Source material:
============================================================

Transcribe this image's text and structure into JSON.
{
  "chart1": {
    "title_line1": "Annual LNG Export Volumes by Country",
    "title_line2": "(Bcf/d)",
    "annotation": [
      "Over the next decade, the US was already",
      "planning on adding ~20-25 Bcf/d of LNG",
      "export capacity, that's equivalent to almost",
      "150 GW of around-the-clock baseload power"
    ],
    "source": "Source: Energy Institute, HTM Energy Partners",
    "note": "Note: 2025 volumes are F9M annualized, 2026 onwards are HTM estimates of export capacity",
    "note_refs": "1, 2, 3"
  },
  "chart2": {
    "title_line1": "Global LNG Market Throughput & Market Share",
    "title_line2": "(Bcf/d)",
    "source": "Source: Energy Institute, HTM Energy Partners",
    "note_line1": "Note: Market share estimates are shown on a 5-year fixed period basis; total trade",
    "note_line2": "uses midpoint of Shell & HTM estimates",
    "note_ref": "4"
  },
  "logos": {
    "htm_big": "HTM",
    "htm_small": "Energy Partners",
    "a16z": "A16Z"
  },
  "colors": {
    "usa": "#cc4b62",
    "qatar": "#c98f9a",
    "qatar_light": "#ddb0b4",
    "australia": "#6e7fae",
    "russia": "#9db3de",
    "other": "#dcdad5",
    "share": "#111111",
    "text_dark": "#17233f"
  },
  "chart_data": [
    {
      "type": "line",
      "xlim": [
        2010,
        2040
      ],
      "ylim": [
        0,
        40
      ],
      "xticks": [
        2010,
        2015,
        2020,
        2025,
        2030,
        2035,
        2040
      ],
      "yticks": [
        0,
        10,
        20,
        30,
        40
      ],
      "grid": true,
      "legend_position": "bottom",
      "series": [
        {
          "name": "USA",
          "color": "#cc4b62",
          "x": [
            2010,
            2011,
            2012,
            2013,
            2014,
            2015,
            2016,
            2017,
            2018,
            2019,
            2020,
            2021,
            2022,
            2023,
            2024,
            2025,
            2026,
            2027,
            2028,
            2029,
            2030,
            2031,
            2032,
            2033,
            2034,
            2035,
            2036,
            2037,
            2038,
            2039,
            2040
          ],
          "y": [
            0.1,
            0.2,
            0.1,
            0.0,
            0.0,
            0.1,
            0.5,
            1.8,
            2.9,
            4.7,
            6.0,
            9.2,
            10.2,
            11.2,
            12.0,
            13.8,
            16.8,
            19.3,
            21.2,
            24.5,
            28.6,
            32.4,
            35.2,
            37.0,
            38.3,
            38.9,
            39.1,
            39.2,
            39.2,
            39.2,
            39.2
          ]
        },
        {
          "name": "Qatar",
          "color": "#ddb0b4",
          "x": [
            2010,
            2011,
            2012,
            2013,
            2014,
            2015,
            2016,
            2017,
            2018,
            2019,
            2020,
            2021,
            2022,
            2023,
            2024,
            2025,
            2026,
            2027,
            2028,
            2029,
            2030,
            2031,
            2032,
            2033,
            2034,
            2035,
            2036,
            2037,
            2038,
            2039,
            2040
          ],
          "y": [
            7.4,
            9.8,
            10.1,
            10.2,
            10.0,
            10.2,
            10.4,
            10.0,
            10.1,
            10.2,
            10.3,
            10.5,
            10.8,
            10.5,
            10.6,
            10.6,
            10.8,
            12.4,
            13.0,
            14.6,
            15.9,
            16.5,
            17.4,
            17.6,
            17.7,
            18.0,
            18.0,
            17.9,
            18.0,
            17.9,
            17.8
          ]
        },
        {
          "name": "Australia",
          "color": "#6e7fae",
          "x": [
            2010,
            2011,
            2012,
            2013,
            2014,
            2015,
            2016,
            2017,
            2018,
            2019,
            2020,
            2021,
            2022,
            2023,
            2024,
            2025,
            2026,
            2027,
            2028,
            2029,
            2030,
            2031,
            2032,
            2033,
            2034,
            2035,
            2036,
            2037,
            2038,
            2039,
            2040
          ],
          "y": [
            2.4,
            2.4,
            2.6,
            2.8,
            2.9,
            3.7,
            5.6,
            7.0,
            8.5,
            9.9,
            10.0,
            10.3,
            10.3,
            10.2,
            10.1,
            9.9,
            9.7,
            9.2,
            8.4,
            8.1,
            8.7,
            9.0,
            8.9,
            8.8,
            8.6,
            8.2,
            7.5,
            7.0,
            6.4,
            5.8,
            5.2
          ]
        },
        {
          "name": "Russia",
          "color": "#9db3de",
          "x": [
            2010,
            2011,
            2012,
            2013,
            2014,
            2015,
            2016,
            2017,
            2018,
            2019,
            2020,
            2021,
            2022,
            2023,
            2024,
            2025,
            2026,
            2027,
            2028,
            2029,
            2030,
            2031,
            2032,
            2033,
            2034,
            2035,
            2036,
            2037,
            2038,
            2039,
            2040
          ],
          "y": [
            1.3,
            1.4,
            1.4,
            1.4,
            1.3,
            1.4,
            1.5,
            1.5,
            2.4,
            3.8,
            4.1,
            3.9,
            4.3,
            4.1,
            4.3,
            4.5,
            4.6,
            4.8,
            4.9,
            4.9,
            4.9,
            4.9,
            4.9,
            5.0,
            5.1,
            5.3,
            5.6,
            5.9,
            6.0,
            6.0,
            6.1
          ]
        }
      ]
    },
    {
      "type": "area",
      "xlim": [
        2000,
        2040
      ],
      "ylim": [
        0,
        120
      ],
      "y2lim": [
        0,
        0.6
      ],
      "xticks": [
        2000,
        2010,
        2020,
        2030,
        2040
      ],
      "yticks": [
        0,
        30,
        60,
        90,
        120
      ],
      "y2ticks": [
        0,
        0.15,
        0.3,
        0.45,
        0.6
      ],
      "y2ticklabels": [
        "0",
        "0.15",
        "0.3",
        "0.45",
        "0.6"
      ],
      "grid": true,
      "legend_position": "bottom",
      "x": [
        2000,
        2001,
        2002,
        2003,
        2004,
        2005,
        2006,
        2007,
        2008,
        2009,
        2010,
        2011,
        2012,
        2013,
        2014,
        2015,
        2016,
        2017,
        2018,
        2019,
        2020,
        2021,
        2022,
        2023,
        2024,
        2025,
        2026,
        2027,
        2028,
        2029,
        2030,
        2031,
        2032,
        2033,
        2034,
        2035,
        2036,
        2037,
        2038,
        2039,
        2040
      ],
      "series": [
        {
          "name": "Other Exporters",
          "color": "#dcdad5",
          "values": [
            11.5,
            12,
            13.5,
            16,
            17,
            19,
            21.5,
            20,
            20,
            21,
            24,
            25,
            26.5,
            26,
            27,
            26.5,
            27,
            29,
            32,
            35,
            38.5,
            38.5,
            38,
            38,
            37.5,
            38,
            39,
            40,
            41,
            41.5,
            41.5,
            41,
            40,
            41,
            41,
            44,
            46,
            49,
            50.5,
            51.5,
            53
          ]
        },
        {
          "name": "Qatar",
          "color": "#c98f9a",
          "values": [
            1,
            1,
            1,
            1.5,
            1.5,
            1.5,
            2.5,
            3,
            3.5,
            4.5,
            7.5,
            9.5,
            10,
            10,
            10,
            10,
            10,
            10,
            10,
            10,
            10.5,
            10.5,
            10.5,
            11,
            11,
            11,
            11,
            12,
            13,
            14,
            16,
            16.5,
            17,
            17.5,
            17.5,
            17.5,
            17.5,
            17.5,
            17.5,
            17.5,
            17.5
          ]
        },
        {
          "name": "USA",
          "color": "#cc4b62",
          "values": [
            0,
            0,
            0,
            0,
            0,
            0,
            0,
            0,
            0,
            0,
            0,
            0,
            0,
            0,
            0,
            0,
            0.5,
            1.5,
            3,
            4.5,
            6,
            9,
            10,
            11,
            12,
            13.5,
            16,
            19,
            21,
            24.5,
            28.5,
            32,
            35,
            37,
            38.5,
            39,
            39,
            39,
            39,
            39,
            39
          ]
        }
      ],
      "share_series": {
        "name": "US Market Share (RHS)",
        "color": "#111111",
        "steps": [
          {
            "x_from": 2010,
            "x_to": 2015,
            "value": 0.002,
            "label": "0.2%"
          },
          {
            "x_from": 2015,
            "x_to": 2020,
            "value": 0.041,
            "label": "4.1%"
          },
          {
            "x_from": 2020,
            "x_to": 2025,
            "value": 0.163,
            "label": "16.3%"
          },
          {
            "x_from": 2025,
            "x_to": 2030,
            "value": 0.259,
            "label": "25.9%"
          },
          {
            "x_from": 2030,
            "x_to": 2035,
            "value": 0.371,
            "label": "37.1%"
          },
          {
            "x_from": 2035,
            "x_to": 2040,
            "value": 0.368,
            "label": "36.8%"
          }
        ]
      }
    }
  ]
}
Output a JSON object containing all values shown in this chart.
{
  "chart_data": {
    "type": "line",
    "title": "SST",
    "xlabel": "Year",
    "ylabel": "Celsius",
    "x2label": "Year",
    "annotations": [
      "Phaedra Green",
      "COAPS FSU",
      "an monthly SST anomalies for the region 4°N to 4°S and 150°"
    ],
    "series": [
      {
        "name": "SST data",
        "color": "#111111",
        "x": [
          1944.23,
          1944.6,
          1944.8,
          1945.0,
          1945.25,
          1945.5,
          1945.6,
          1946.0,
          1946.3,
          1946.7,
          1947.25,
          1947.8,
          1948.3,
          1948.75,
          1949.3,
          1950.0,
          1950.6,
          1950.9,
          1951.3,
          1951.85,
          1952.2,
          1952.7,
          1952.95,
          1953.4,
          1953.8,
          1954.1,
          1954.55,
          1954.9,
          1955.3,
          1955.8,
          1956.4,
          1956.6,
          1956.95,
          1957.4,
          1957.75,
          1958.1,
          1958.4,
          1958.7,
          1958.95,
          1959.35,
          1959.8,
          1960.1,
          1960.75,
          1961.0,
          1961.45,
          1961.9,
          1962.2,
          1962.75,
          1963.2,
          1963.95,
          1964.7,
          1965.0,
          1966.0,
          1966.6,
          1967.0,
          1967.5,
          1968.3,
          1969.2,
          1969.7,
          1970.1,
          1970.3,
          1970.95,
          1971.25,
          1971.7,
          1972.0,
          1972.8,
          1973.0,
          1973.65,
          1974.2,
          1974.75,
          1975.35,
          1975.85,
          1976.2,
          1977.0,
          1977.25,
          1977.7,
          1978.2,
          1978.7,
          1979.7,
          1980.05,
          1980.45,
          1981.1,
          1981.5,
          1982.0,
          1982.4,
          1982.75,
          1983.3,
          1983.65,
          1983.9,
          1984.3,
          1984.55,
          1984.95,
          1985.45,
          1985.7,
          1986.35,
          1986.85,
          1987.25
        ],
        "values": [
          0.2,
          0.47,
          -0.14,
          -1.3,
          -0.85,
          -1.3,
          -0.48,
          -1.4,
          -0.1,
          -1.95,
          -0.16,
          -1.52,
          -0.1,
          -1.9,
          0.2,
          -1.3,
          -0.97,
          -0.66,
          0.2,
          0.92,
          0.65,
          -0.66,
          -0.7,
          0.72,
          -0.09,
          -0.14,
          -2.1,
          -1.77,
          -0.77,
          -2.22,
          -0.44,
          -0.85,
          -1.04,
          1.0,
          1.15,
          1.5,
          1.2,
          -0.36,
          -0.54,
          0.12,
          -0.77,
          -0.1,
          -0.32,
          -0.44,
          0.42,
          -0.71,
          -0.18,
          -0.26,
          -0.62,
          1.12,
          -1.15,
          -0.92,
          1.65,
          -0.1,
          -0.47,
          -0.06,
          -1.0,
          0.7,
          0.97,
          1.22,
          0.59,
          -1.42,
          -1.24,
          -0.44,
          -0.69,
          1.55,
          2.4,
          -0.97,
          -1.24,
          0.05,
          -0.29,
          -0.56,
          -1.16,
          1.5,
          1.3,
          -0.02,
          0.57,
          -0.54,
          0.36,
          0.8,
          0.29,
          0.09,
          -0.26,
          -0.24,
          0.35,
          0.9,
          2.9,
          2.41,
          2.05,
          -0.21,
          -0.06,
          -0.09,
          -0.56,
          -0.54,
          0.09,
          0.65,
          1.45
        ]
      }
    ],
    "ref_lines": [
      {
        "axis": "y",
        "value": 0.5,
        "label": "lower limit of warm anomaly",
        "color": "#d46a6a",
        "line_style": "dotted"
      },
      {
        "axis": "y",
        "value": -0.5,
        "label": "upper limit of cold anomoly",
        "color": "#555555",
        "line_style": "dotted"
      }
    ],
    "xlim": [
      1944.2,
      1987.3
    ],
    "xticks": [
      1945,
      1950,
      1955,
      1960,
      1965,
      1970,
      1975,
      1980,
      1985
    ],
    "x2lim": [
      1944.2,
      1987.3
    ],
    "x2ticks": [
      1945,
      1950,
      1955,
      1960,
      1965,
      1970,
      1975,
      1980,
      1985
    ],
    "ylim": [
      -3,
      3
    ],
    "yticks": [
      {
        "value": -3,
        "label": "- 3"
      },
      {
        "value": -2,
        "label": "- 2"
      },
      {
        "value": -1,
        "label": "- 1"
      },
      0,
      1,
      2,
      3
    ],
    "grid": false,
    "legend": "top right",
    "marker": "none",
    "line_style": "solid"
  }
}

============================================================

Exercise description: Copy each line of the records containing the string "JSON".

The result:
Transcribe this image's text and structure into JSON.
Output a JSON object containing all values shown in this chart.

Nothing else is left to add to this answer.